=== MATERIAL FOR THIS TASK ===

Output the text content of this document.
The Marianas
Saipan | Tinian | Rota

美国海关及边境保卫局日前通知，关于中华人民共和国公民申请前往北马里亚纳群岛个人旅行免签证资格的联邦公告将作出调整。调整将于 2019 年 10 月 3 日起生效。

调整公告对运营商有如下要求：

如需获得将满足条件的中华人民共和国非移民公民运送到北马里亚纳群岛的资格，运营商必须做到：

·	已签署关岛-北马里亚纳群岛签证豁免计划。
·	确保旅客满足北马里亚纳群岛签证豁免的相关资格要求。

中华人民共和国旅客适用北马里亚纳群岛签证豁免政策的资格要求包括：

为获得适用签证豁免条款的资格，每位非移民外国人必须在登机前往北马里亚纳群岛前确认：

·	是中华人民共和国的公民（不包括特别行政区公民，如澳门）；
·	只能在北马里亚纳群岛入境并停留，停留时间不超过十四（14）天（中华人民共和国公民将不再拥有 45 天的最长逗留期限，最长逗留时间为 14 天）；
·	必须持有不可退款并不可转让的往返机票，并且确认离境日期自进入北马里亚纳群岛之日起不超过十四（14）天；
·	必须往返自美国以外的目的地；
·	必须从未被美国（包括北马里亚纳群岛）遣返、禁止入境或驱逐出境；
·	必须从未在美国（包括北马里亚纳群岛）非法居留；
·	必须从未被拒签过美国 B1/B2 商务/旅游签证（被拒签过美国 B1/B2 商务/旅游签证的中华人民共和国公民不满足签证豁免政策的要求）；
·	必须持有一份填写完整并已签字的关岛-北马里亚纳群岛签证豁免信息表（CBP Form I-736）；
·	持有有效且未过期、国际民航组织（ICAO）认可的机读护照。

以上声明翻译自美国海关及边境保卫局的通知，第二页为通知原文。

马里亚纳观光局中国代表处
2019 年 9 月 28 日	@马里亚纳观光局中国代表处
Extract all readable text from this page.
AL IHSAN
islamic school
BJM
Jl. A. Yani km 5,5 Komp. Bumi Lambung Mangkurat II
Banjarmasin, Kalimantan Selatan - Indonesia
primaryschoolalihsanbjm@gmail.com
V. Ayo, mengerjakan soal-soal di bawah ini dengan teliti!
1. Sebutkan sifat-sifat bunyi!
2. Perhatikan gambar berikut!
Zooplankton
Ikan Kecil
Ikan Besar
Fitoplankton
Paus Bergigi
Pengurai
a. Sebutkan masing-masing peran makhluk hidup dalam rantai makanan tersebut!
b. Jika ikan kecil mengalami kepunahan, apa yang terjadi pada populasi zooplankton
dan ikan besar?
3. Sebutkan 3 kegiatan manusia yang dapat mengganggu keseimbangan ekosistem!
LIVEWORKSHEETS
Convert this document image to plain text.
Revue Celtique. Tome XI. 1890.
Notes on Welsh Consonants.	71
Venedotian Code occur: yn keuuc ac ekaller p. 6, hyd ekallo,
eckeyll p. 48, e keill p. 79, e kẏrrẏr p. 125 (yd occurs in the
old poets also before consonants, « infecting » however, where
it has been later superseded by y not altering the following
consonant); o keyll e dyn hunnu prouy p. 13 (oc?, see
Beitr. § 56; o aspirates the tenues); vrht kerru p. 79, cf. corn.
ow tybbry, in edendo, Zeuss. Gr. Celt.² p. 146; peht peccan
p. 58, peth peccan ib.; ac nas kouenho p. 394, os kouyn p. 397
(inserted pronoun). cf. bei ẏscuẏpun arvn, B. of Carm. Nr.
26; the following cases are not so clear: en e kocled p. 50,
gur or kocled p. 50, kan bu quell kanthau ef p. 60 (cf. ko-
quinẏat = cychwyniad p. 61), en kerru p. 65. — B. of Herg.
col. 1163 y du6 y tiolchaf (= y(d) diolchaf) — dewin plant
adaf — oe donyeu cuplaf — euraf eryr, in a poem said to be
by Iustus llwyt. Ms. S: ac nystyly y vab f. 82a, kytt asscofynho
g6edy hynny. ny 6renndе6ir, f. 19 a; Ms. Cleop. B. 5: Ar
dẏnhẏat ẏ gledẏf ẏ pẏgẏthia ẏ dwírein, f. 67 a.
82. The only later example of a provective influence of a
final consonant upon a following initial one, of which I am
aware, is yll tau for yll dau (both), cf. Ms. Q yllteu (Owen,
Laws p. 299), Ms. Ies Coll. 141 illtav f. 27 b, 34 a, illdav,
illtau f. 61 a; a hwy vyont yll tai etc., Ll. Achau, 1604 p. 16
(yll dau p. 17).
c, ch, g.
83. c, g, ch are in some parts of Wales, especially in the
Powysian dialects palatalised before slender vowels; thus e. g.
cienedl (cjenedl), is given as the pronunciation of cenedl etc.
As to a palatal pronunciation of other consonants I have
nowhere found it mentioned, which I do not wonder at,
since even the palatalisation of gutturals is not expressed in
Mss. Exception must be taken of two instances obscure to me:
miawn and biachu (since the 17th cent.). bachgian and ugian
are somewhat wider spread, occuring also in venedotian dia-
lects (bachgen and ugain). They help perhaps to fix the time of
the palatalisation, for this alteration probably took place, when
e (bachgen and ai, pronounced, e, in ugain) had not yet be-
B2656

===

Display every line of the listing that contains the string "document".

EXERCISE OUTPUT >>
Output the text content of this document.
Convert this document image to plain text.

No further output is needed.